> [DATASET RECORDS]

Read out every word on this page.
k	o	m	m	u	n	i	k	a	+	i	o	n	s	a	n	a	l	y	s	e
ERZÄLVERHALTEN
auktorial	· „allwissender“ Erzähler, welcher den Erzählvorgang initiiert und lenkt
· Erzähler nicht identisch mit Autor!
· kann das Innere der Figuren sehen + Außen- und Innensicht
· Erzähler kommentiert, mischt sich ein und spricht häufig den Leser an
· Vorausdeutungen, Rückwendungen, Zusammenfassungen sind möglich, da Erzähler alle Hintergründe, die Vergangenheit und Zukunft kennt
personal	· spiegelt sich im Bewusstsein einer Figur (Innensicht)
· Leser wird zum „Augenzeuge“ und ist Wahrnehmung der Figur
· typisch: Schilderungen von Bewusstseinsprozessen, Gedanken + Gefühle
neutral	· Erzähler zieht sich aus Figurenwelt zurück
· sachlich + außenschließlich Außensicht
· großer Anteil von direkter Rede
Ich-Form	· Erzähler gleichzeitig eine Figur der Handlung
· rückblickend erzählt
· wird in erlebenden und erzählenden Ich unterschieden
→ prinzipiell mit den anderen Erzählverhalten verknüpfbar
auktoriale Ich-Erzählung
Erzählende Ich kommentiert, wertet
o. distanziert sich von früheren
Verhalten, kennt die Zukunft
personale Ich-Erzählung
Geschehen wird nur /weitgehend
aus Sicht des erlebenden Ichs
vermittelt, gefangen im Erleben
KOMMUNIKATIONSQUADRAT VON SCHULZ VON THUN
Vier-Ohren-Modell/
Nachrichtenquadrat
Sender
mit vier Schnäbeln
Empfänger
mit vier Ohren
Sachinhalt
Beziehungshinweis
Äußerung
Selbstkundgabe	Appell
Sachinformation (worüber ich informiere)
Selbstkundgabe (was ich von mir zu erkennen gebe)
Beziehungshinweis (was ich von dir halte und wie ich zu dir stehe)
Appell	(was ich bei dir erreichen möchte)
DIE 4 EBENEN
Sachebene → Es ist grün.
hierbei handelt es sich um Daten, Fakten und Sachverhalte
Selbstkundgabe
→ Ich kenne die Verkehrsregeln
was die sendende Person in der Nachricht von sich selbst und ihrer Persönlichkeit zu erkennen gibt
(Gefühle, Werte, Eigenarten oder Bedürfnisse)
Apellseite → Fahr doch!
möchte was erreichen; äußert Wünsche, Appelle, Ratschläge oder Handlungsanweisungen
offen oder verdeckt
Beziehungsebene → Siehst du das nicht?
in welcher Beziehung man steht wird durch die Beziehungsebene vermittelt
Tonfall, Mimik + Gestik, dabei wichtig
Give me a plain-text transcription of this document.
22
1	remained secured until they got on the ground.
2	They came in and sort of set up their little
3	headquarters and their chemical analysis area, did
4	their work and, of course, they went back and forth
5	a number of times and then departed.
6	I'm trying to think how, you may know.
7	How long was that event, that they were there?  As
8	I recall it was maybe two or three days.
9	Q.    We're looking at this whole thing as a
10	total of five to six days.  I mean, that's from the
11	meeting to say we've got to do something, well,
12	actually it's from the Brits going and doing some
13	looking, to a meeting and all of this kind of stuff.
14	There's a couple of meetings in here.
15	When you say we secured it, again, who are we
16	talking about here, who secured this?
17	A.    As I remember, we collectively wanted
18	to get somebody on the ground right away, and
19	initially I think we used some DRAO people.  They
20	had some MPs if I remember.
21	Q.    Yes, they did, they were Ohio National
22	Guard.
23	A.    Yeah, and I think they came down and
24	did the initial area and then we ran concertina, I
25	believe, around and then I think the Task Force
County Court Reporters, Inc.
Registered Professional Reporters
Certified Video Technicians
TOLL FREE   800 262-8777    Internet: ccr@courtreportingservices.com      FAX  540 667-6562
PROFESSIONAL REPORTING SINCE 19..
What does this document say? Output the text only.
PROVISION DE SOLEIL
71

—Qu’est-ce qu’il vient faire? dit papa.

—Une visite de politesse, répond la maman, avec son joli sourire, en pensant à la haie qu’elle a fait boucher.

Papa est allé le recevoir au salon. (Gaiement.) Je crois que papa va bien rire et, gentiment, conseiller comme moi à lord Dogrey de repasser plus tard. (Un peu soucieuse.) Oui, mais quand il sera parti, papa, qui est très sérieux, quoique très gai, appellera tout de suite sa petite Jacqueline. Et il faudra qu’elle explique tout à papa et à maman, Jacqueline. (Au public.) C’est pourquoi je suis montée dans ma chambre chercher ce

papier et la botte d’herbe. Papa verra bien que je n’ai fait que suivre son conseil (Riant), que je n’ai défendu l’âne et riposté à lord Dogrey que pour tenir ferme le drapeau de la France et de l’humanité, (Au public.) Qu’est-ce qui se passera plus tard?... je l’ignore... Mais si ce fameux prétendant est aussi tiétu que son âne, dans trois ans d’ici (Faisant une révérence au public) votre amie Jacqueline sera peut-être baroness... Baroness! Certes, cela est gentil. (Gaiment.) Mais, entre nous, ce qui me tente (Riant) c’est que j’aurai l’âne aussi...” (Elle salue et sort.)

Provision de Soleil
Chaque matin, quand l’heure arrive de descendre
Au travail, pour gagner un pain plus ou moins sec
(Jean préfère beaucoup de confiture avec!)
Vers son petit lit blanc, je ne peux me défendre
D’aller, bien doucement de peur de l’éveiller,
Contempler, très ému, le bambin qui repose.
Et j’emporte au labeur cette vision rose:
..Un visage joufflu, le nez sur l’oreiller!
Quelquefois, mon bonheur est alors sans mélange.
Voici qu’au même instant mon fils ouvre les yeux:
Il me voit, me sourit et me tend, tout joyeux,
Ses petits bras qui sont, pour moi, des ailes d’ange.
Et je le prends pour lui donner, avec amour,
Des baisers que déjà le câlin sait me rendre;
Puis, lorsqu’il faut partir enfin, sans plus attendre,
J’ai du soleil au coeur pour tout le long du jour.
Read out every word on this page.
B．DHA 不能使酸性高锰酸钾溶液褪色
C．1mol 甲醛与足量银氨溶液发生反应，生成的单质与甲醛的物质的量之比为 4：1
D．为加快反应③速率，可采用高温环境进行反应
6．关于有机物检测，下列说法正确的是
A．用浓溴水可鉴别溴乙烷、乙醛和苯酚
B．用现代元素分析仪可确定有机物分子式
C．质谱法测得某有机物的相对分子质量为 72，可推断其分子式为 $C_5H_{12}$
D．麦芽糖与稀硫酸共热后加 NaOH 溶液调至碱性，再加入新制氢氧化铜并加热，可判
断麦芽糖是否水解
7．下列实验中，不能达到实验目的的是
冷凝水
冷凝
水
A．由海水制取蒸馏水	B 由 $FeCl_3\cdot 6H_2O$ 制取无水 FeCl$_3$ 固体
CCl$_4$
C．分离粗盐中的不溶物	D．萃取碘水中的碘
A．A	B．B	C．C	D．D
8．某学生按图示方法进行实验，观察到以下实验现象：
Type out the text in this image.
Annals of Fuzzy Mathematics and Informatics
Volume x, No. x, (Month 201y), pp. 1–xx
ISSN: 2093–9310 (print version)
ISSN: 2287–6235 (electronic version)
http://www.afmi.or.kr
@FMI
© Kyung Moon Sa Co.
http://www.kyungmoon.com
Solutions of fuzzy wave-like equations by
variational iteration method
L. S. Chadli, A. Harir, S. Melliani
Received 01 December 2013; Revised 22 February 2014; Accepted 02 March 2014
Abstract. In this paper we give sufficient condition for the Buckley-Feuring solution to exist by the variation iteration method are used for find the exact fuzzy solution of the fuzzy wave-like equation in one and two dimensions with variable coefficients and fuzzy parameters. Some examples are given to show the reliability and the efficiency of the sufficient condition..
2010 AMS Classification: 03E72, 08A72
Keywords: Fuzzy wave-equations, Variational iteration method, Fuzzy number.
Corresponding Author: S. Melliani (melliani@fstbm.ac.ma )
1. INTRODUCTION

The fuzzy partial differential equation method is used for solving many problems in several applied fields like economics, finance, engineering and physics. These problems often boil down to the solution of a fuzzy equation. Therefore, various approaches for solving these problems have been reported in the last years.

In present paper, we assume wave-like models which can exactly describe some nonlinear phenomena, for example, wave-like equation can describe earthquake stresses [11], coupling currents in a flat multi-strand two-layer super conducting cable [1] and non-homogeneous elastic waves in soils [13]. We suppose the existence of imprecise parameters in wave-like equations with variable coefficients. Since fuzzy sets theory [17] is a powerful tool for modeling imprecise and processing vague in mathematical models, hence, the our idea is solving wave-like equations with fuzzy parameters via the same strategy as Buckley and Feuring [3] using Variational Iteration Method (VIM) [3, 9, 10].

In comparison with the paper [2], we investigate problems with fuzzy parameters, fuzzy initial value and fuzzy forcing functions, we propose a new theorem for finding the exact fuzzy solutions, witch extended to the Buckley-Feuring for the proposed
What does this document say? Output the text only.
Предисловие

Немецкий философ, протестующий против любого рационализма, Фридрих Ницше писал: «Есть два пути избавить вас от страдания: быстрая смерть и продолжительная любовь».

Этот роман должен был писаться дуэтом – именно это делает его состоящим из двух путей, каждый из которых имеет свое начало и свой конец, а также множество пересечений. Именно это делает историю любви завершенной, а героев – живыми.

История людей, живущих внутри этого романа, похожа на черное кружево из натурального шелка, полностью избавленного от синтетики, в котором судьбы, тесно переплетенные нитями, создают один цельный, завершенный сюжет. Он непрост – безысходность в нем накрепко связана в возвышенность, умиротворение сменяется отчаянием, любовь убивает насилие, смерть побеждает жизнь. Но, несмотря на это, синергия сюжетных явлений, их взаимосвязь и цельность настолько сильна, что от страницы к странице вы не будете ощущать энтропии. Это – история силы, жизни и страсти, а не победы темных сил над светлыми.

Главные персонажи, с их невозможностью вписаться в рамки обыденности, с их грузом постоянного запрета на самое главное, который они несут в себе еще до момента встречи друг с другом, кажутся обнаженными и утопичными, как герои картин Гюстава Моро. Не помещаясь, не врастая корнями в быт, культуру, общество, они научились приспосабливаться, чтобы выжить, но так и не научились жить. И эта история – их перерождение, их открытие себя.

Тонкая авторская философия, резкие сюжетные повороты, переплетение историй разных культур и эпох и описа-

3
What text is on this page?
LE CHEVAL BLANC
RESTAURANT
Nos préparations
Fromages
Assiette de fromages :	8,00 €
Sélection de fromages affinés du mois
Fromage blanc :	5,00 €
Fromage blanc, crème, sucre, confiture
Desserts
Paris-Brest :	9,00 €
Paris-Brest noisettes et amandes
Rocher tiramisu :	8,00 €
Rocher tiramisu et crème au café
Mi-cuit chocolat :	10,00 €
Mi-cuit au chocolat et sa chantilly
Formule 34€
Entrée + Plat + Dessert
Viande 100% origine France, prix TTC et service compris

> [SHORT PROBLEM] From the listing above, copy out each line where the word "oder" appears.

> [FULL RESPONSE]
(Gefühle, Werte, Eigenarten oder Bedürfnisse)
möchte was erreichen; äußert Wünsche, Appelle, Ratschläge oder Handlungsanweisungen
offen oder verdeckt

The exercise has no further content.